--- What you have to do ---
Tell how many lines contain the word "raised". Reply with the number only.
* * *
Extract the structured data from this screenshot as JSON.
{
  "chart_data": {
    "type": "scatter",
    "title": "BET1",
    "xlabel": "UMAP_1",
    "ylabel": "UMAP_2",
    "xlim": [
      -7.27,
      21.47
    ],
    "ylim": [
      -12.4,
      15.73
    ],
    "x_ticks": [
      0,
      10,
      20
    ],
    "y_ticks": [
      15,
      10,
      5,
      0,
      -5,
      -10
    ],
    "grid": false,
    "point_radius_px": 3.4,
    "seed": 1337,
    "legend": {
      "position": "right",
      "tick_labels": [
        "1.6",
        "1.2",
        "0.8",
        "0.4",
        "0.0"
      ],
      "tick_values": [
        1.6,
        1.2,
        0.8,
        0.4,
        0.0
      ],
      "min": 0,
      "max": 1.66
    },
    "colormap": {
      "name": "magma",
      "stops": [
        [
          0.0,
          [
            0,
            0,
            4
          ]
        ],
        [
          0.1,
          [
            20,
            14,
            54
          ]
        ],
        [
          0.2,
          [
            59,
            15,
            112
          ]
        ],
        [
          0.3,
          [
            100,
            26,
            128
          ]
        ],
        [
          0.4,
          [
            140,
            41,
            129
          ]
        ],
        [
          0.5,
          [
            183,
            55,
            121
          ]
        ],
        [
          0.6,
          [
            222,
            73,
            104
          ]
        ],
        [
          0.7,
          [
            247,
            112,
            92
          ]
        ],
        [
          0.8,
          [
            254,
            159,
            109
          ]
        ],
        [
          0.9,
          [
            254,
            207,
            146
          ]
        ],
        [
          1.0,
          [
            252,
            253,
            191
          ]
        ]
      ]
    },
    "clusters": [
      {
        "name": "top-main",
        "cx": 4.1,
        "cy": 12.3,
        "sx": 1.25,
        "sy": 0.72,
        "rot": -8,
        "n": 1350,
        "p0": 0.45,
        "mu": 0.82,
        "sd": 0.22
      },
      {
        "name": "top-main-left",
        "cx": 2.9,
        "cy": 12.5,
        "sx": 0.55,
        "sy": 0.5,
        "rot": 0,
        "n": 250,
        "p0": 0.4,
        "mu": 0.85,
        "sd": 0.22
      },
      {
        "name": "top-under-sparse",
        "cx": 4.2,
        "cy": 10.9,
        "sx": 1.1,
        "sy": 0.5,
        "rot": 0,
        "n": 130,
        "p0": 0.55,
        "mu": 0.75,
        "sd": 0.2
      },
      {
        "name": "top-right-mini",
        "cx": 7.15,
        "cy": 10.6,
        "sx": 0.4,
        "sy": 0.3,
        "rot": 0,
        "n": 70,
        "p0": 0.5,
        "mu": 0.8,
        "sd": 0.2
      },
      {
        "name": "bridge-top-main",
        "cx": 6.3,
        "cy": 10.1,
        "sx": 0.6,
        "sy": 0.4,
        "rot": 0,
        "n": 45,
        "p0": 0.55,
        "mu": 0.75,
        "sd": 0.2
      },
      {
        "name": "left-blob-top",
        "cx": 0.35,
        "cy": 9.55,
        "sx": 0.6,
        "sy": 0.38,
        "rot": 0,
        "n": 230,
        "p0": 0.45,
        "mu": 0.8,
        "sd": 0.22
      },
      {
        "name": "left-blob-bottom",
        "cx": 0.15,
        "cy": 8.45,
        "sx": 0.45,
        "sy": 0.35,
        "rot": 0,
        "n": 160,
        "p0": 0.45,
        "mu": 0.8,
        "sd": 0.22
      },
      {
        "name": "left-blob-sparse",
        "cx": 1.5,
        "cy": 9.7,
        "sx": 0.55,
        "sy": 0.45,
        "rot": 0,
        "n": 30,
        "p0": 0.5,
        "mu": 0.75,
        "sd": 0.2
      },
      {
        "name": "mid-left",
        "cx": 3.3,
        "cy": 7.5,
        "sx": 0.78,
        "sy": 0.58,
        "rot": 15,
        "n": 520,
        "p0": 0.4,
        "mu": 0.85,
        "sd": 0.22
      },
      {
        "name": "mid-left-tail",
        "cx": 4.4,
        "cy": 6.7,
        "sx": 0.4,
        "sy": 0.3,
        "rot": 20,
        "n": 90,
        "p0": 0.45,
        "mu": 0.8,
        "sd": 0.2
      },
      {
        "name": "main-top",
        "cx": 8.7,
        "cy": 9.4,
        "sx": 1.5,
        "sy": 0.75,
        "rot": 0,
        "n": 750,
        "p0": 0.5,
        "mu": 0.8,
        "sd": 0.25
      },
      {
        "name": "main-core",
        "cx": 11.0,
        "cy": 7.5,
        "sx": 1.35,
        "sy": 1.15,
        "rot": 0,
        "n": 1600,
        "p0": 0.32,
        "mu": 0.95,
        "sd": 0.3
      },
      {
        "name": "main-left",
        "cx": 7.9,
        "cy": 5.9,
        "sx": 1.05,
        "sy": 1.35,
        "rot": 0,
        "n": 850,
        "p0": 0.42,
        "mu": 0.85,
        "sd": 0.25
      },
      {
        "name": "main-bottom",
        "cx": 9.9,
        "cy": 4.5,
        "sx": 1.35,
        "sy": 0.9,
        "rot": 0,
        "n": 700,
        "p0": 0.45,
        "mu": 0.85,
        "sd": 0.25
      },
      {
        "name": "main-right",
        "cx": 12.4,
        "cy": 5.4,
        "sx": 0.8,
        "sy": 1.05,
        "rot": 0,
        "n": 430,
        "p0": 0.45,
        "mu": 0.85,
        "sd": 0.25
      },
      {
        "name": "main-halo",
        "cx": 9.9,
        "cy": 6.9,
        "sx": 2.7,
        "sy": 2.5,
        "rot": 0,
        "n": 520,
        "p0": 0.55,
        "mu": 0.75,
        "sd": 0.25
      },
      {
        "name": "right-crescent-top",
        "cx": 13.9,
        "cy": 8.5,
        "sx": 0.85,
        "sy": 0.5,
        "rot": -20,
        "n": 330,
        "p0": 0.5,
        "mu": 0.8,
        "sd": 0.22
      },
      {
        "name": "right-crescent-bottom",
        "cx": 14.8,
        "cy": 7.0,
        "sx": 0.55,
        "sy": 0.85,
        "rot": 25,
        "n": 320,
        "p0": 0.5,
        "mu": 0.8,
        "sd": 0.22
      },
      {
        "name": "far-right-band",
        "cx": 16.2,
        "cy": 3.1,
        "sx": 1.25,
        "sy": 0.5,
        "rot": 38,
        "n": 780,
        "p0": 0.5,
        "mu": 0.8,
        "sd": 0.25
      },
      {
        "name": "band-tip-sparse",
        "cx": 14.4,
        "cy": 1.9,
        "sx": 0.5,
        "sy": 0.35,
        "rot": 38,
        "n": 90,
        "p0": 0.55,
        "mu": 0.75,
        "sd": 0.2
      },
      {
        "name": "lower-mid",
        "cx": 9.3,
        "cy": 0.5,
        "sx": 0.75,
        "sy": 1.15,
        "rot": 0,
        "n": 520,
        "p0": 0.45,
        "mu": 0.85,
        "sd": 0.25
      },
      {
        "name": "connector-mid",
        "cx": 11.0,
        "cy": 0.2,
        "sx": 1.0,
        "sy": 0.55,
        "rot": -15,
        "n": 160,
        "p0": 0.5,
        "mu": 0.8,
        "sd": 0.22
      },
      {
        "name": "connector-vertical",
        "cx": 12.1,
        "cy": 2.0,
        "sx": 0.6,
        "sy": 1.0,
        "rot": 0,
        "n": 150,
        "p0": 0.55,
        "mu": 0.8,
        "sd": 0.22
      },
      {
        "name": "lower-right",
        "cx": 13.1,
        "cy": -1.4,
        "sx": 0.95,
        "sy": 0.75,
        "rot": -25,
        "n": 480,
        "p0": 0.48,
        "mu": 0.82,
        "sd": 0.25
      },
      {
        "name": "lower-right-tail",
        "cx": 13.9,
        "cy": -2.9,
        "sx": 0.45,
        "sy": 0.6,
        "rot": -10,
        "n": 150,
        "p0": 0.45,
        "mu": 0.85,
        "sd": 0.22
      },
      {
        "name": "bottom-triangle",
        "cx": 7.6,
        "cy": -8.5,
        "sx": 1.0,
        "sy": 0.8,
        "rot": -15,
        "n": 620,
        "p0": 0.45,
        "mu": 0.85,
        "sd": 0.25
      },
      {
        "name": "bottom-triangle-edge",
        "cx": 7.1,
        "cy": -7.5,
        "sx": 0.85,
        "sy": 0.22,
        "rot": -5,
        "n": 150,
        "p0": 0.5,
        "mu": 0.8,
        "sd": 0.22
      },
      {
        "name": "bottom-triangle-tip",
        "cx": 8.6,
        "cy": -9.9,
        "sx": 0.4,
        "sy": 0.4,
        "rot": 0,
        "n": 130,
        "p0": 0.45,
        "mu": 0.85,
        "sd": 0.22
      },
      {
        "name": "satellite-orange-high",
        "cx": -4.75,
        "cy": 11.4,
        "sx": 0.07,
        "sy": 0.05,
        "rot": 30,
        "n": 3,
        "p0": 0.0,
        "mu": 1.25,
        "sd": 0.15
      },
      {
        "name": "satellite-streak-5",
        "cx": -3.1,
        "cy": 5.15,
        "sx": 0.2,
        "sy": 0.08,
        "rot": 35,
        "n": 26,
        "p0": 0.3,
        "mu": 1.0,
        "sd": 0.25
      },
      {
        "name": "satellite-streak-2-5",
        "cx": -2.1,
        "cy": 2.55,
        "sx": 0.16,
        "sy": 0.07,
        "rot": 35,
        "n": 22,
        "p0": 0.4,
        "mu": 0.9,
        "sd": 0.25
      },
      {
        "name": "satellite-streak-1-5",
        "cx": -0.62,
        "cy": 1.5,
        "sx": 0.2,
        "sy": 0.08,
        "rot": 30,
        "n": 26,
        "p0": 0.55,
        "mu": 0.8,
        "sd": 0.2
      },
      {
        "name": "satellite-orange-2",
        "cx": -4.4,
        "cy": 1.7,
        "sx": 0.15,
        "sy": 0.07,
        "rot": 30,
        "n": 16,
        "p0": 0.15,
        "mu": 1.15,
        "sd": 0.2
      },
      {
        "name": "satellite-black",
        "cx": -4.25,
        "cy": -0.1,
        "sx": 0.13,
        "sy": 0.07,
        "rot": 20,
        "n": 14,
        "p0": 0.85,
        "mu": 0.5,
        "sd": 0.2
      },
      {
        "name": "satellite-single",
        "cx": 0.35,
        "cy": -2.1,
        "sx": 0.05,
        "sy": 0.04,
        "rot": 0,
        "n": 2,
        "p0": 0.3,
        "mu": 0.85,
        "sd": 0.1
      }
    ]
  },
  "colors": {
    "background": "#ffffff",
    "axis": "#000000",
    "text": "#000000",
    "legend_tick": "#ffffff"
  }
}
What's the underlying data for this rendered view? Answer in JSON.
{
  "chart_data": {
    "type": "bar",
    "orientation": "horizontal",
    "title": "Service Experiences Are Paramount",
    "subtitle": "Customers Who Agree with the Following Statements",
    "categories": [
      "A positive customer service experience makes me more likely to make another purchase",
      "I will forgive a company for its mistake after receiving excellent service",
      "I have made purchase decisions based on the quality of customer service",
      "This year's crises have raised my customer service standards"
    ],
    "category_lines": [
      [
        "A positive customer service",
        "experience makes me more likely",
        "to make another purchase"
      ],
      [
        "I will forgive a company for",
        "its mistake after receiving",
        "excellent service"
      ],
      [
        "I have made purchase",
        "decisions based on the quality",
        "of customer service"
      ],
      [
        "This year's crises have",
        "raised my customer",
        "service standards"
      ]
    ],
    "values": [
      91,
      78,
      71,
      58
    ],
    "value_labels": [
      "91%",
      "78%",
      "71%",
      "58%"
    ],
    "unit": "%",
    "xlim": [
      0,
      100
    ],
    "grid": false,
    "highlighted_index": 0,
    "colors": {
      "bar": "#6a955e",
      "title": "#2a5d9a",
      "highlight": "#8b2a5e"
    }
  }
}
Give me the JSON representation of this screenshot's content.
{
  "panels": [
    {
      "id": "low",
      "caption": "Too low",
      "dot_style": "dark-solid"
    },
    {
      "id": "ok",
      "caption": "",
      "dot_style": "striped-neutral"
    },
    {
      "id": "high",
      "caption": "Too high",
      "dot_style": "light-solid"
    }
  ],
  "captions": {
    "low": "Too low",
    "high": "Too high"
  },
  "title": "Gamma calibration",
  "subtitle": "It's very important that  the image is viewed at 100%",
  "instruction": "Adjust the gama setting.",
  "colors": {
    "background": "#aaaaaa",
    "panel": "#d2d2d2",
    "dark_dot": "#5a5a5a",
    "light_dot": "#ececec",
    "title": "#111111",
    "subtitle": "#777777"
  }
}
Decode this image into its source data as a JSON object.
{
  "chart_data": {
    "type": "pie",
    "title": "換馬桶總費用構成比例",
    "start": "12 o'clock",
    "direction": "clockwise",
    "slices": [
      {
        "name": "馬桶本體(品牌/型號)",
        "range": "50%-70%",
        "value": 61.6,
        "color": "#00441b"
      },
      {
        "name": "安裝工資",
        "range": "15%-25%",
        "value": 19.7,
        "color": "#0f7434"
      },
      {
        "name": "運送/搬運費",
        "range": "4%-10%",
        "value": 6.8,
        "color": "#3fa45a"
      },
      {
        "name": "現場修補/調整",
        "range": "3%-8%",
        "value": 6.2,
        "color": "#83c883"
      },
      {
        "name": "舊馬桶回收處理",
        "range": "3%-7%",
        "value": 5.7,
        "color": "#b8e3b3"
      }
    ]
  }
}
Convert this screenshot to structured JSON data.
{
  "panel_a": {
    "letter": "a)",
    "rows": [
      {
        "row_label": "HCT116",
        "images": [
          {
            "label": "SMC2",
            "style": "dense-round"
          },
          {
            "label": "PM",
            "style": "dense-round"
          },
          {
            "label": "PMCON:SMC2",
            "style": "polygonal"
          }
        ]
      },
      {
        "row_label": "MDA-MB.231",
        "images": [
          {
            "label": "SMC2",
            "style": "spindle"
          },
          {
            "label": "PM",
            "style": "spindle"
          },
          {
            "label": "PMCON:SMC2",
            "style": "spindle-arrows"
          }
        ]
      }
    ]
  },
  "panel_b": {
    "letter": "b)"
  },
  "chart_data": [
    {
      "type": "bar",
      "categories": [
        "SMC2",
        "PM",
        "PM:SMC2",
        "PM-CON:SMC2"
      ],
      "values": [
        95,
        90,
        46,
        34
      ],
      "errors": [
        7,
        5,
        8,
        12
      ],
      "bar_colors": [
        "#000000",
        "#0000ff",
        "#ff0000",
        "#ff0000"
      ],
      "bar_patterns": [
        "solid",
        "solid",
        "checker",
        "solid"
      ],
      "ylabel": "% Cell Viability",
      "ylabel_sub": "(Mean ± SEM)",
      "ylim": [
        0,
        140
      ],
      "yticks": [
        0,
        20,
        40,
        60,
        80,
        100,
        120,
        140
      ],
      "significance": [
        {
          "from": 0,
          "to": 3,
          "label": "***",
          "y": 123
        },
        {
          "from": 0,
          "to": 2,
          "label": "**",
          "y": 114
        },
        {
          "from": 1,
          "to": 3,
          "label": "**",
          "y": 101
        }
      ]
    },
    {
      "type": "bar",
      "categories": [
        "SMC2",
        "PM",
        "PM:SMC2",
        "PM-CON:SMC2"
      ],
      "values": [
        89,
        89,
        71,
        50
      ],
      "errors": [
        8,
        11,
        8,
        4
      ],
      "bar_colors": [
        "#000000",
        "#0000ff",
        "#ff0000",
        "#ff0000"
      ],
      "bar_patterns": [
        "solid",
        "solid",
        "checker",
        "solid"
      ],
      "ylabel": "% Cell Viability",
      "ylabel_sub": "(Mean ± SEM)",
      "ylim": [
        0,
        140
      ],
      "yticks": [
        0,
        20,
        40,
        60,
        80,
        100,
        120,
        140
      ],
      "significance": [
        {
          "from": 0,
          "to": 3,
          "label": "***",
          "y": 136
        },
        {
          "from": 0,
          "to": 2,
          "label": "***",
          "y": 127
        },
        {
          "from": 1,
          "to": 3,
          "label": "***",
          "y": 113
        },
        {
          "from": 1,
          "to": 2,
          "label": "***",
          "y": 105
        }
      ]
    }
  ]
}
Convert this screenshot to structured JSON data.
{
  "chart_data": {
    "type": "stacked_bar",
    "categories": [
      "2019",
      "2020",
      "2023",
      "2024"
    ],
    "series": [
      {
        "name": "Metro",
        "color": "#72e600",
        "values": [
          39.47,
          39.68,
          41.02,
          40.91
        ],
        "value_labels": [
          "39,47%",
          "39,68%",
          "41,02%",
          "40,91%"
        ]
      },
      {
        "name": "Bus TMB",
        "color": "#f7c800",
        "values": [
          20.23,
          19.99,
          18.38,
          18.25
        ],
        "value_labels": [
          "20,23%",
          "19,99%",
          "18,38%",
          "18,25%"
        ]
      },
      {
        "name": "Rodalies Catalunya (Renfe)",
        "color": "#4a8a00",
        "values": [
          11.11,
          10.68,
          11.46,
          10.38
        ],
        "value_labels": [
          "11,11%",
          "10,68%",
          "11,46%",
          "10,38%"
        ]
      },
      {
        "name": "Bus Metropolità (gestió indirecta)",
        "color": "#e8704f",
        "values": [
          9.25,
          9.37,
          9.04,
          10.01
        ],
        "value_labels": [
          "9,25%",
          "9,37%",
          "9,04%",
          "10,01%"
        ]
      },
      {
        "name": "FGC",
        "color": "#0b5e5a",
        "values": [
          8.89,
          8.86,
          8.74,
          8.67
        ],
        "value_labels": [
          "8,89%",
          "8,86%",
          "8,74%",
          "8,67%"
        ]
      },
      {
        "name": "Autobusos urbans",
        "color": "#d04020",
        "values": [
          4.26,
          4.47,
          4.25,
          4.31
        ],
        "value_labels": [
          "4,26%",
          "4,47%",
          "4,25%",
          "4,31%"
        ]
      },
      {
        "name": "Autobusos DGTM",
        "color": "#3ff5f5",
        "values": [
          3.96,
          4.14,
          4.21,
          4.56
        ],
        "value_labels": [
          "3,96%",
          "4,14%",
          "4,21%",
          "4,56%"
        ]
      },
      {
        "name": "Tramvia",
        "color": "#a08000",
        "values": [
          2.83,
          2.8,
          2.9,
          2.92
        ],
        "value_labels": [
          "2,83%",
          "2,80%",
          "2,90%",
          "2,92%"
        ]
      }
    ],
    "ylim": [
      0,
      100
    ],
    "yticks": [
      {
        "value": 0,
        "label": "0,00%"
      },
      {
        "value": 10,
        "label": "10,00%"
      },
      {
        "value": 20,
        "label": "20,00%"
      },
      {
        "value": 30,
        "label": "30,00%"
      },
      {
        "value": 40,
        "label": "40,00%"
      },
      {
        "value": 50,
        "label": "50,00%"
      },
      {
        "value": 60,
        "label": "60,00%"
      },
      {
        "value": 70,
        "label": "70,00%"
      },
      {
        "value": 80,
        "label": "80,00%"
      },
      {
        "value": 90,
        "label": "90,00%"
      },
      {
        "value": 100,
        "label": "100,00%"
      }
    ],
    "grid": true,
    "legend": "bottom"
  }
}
* * *
--- Response below ---
2